▶ **Records shown**
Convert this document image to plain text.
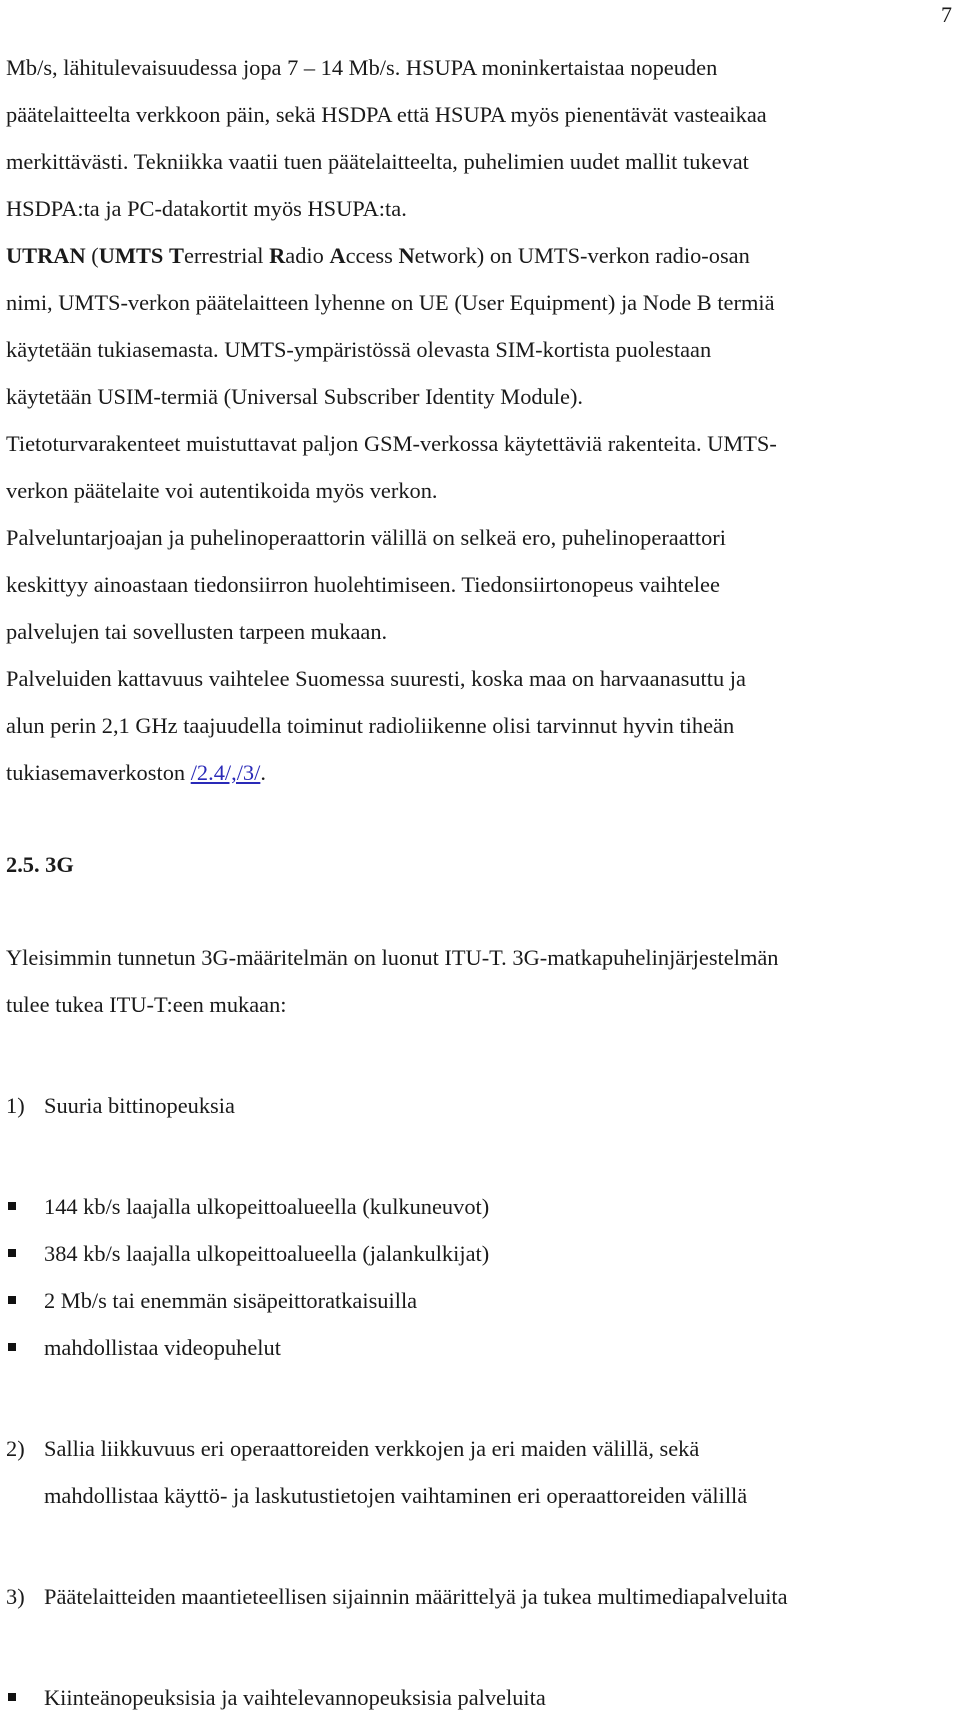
7

Mb/s, lähitulevaisuudessa jopa 7 – 14 Mb/s. HSUPA moninkertaistaa nopeuden

päätelaitteelta verkkoon päin, sekä HSDPA että HSUPA myös pienentävät vasteaikaa

merkittävästi. Tekniikka vaatii tuen päätelaitteelta, puhelimien uudet mallit tukevat

HSDPA:ta ja PC-datakortit myös HSUPA:ta.

UTRAN (UMTS Terrestrial Radio Access Network) on UMTS-verkon radio-osan

nimi, UMTS-verkon päätelaitteen lyhenne on UE (User Equipment) ja Node B termiä

käytetään tukiasemasta. UMTS-ympäristössä olevasta SIM-kortista puolestaan

käytetään USIM-termiä (Universal Subscriber Identity Module).

Tietoturvarakenteet muistuttavat paljon GSM-verkossa käytettäviä rakenteita. UMTS-

verkon päätelaite voi autentikoida myös verkon.

Palveluntarjoajan ja puhelinoperaattorin välillä on selkeä ero, puhelinoperaattori

keskittyy ainoastaan tiedonsiirron huolehtimiseen. Tiedonsiirtonopeus vaihtelee

palvelujen tai sovellusten tarpeen mukaan.

Palveluiden kattavuus vaihtelee Suomessa suuresti, koska maa on harvaanasuttu ja

alun perin 2,1 GHz taajuudella toiminut radioliikenne olisi tarvinnut hyvin tiheän

tukiasemaverkoston /2.4/,/3/.

2.5. 3G

Yleisimmin tunnetun 3G-määritelmän on luonut ITU-T. 3G-matkapuhelinjärjestelmän

tulee tukea ITU-T:een mukaan:

1) Suuria bittinopeuksia

144 kb/s laajalla ulkopeittoalueella (kulkuneuvot)

384 kb/s laajalla ulkopeittoalueella (jalankulkijat)

2 Mb/s tai enemmän sisäpeittoratkaisuilla

mahdollistaa videopuhelut

2) Sallia liikkuvuus eri operaattoreiden verkkojen ja eri maiden välillä, sekä

mahdollistaa käyttö- ja laskutustietojen vaihtaminen eri operaattoreiden välillä

3) Päätelaitteiden maantieteellisen sijainnin määrittelyä ja tukea multimediapalveluita

Kiinteänopeuksisia ja vaihtelevannopeuksisia palveluita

▶ **Work instructions**
Copy out all lines above that include the string "sekä".

▶ **Task answer**
päätelaitteelta verkkoon päin, sekä HSDPA että HSUPA myös pienentävät vasteaikaa
2) Sallia liikkuvuus eri operaattoreiden verkkojen ja eri maiden välillä, sekä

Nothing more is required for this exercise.